A run of records
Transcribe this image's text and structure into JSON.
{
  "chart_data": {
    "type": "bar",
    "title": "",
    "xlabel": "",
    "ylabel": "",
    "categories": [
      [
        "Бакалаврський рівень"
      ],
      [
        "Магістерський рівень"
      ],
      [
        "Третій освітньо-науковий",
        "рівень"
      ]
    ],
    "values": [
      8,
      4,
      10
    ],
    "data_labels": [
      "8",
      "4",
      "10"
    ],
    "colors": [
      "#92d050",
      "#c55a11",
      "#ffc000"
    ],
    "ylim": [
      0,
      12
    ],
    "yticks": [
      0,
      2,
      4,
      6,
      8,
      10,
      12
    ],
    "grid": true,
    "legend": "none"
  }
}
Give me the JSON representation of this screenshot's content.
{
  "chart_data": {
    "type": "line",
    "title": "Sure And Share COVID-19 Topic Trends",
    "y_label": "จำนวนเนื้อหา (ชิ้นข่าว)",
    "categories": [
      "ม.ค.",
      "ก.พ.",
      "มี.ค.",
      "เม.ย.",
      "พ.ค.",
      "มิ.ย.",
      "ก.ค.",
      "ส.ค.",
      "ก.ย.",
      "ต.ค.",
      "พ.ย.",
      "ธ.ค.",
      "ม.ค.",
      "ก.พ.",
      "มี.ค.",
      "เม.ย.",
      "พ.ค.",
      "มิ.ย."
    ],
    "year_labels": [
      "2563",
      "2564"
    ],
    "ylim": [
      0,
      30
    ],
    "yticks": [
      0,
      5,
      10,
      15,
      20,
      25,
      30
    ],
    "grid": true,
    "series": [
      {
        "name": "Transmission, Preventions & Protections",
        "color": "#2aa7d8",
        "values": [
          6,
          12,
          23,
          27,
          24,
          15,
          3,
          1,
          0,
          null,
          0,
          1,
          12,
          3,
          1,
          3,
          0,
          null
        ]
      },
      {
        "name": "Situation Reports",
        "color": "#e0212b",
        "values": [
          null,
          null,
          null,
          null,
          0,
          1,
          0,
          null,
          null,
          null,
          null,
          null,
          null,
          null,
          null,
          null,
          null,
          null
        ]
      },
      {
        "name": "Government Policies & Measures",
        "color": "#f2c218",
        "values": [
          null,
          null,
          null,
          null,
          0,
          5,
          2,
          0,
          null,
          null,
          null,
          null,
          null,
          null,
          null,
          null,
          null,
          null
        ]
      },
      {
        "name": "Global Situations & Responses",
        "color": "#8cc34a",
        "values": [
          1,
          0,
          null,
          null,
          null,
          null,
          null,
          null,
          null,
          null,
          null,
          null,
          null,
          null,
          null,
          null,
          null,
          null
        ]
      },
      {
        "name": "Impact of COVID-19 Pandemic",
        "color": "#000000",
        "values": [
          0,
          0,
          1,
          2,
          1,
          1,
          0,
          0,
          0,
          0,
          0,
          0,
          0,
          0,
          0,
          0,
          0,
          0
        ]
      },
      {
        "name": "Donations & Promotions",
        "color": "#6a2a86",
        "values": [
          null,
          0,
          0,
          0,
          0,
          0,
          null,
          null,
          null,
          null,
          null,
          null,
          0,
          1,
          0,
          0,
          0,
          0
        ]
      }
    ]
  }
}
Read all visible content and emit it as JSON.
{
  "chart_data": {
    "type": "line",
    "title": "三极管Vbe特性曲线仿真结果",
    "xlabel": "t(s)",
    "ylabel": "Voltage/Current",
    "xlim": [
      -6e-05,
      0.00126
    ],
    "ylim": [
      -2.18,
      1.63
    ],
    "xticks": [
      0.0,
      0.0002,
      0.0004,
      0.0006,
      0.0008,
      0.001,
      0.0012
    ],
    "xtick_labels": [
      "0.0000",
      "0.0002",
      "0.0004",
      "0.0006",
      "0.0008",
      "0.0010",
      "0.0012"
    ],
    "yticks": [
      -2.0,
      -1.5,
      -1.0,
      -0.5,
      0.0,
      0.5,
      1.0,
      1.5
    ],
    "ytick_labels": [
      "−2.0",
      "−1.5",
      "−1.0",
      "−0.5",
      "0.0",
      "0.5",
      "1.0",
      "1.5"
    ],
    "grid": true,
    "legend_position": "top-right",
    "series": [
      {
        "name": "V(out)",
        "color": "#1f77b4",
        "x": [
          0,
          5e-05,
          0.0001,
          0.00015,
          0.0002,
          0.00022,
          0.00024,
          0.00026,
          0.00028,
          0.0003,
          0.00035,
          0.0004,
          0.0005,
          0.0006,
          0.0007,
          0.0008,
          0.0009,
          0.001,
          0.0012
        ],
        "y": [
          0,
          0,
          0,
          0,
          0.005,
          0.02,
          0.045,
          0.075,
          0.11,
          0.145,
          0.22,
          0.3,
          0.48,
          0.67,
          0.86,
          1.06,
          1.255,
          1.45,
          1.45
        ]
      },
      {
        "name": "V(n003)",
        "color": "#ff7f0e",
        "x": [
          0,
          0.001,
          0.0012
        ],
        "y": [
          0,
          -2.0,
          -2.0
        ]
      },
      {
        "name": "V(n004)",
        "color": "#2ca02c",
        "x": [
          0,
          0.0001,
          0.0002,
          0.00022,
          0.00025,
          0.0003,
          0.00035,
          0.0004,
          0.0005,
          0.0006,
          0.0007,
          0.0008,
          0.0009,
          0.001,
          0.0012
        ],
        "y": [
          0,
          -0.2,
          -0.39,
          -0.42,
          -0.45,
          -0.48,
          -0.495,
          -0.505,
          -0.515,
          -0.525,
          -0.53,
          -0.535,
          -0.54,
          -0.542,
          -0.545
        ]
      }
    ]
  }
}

Task to complete: Retype the listing. Match it exactly.

The answer:
Transcribe this image's text and structure into JSON.
{
  "chart_data": {
    "type": "bar",
    "title": "",
    "xlabel": "",
    "ylabel": "",
    "categories": [
      [
        "Бакалаврський рівень"
      ],
      [
        "Магістерський рівень"
      ],
      [
        "Третій освітньо-науковий",
        "рівень"
      ]
    ],
    "values": [
      8,
      4,
      10
    ],
    "data_labels": [
      "8",
      "4",
      "10"
    ],
    "colors": [
      "#92d050",
      "#c55a11",
      "#ffc000"
    ],
    "ylim": [
      0,
      12
    ],
    "yticks": [
      0,
      2,
      4,
      6,
      8,
      10,
      12
    ],
    "grid": true,
    "legend": "none"
  }
}
Give me the JSON representation of this screenshot's content.
{
  "chart_data": {
    "type": "line",
    "title": "Sure And Share COVID-19 Topic Trends",
    "y_label": "จำนวนเนื้อหา (ชิ้นข่าว)",
    "categories": [
      "ม.ค.",
      "ก.พ.",
      "มี.ค.",
      "เม.ย.",
      "พ.ค.",
      "มิ.ย.",
      "ก.ค.",
      "ส.ค.",
      "ก.ย.",
      "ต.ค.",
      "พ.ย.",
      "ธ.ค.",
      "ม.ค.",
      "ก.พ.",
      "มี.ค.",
      "เม.ย.",
      "พ.ค.",
      "มิ.ย."
    ],
    "year_labels": [
      "2563",
      "2564"
    ],
    "ylim": [
      0,
      30
    ],
    "yticks": [
      0,
      5,
      10,
      15,
      20,
      25,
      30
    ],
    "grid": true,
    "series": [
      {
        "name": "Transmission, Preventions & Protections",
        "color": "#2aa7d8",
        "values": [
          6,
          12,
          23,
          27,
          24,
          15,
          3,
          1,
          0,
          null,
          0,
          1,
          12,
          3,
          1,
          3,
          0,
          null
        ]
      },
      {
        "name": "Situation Reports",
        "color": "#e0212b",
        "values": [
          null,
          null,
          null,
          null,
          0,
          1,
          0,
          null,
          null,
          null,
          null,
          null,
          null,
          null,
          null,
          null,
          null,
          null
        ]
      },
      {
        "name": "Government Policies & Measures",
        "color": "#f2c218",
        "values": [
          null,
          null,
          null,
          null,
          0,
          5,
          2,
          0,
          null,
          null,
          null,
          null,
          null,
          null,
          null,
          null,
          null,
          null
        ]
      },
      {
        "name": "Global Situations & Responses",
        "color": "#8cc34a",
        "values": [
          1,
          0,
          null,
          null,
          null,
          null,
          null,
          null,
          null,
          null,
          null,
          null,
          null,
          null,
          null,
          null,
          null,
          null
        ]
      },
      {
        "name": "Impact of COVID-19 Pandemic",
        "color": "#000000",
        "values": [
          0,
          0,
          1,
          2,
          1,
          1,
          0,
          0,
          0,
          0,
          0,
          0,
          0,
          0,
          0,
          0,
          0,
          0
        ]
      },
      {
        "name": "Donations & Promotions",
        "color": "#6a2a86",
        "values": [
          null,
          0,
          0,
          0,
          0,
          0,
          null,
          null,
          null,
          null,
          null,
          null,
          0,
          1,
          0,
          0,
          0,
          0
        ]
      }
    ]
  }
}
Read all visible content and emit it as JSON.
{
  "chart_data": {
    "type": "line",
    "title": "三极管Vbe特性曲线仿真结果",
    "xlabel": "t(s)",
    "ylabel": "Voltage/Current",
    "xlim": [
      -6e-05,
      0.00126
    ],
    "ylim": [
      -2.18,
      1.63
    ],
    "xticks": [
      0.0,
      0.0002,
      0.0004,
      0.0006,
      0.0008,
      0.001,
      0.0012
    ],
    "xtick_labels": [
      "0.0000",
      "0.0002",
      "0.0004",
      "0.0006",
      "0.0008",
      "0.0010",
      "0.0012"
    ],
    "yticks": [
      -2.0,
      -1.5,
      -1.0,
      -0.5,
      0.0,
      0.5,
      1.0,
      1.5
    ],
    "ytick_labels": [
      "−2.0",
      "−1.5",
      "−1.0",
      "−0.5",
      "0.0",
      "0.5",
      "1.0",
      "1.5"
    ],
    "grid": true,
    "legend_position": "top-right",
    "series": [
      {
        "name": "V(out)",
        "color": "#1f77b4",
        "x": [
          0,
          5e-05,
          0.0001,
          0.00015,
          0.0002,
          0.00022,
          0.00024,
          0.00026,
          0.00028,
          0.0003,
          0.00035,
          0.0004,
          0.0005,
          0.0006,
          0.0007,
          0.0008,
          0.0009,
          0.001,
          0.0012
        ],
        "y": [
          0,
          0,
          0,
          0,
          0.005,
          0.02,
          0.045,
          0.075,
          0.11,
          0.145,
          0.22,
          0.3,
          0.48,
          0.67,
          0.86,
          1.06,
          1.255,
          1.45,
          1.45
        ]
      },
      {
        "name": "V(n003)",
        "color": "#ff7f0e",
        "x": [
          0,
          0.001,
          0.0012
        ],
        "y": [
          0,
          -2.0,
          -2.0
        ]
      },
      {
        "name": "V(n004)",
        "color": "#2ca02c",
        "x": [
          0,
          0.0001,
          0.0002,
          0.00022,
          0.00025,
          0.0003,
          0.00035,
          0.0004,
          0.0005,
          0.0006,
          0.0007,
          0.0008,
          0.0009,
          0.001,
          0.0012
        ],
        "y": [
          0,
          -0.2,
          -0.39,
          -0.42,
          -0.45,
          -0.48,
          -0.495,
          -0.505,
          -0.515,
          -0.525,
          -0.53,
          -0.535,
          -0.54,
          -0.542,
          -0.545
        ]
      }
    ]
  }
}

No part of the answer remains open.